**Exercise brief:** Set out each line from the following listing that includes the word "JSON".

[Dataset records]
[start]

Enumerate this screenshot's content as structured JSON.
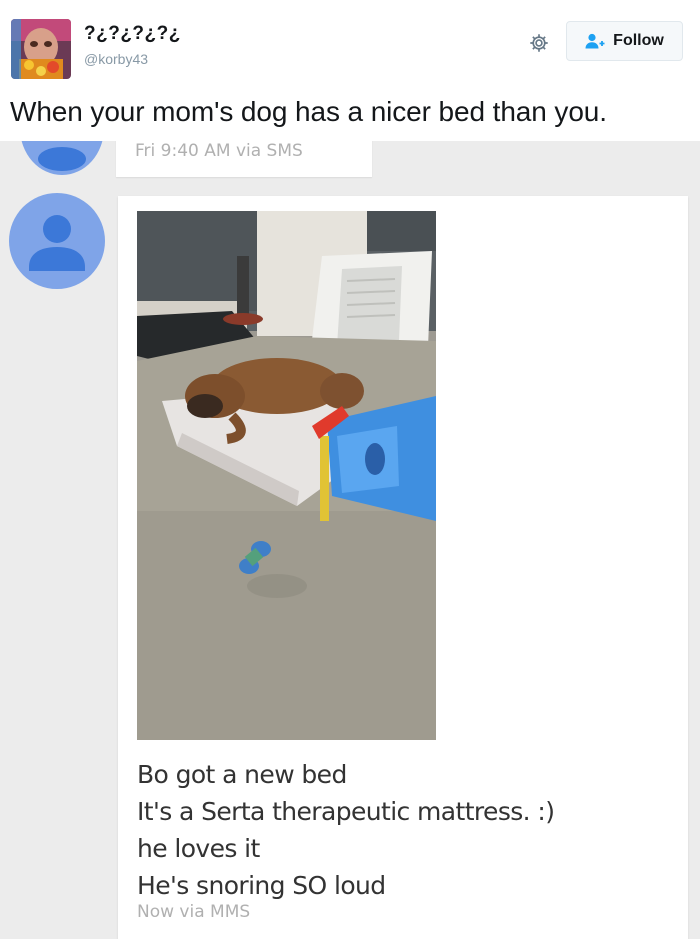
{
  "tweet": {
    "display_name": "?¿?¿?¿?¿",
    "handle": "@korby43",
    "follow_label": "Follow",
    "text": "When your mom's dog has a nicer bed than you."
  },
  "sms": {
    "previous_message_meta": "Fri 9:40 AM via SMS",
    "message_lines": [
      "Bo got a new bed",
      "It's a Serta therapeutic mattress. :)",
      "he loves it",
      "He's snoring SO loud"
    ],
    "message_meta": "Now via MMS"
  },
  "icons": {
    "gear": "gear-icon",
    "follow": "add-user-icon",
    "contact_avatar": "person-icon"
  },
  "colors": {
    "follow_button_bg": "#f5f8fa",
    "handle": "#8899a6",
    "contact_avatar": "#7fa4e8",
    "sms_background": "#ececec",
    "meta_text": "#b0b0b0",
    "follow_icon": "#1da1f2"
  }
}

[end]
[start]

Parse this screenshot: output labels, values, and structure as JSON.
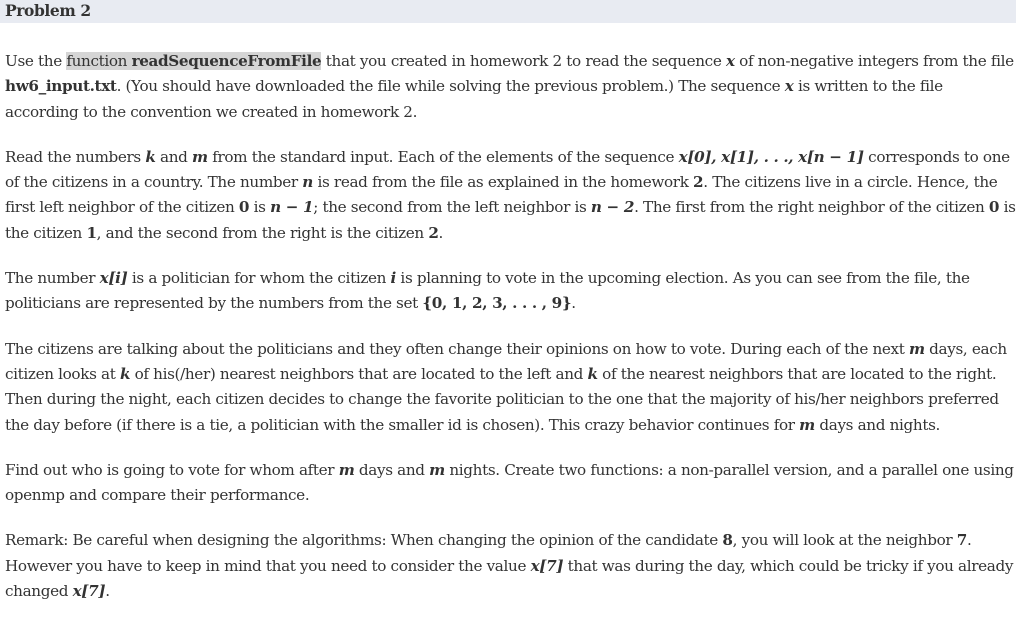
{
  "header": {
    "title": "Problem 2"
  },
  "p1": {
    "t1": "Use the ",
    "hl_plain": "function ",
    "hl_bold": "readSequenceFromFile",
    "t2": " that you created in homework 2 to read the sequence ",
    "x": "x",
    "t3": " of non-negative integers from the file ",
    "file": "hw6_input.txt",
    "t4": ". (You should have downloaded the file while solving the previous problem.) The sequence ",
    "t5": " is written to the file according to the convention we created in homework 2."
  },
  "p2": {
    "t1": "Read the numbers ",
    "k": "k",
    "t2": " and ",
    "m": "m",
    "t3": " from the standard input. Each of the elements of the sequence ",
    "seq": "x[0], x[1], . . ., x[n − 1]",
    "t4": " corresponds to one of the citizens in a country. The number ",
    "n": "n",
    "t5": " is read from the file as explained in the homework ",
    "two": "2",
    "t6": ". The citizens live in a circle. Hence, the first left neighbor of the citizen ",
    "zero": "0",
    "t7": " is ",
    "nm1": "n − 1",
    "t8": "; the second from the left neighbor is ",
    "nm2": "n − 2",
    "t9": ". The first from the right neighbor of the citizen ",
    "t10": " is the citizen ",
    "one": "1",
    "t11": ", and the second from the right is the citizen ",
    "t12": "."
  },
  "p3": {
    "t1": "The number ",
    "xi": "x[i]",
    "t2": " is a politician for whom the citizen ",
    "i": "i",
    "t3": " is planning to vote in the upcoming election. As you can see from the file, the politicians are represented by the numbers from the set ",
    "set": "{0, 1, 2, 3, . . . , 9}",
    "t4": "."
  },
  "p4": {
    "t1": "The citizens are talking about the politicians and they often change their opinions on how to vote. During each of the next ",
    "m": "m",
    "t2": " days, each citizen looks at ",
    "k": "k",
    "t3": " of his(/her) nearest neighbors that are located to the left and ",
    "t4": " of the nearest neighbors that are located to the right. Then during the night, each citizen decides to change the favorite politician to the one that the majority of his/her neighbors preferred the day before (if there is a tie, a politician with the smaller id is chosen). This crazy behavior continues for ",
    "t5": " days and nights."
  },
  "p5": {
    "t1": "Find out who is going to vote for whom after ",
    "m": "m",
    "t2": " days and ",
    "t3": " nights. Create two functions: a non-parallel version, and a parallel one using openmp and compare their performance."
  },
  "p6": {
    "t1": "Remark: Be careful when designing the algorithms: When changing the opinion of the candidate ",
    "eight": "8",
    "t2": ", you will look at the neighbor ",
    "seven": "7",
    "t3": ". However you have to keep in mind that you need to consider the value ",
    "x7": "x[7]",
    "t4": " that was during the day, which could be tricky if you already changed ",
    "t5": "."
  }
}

[end]

**The reply:**
Enumerate this screenshot's content as structured JSON.
Parse this screenshot: output labels, values, and structure as JSON.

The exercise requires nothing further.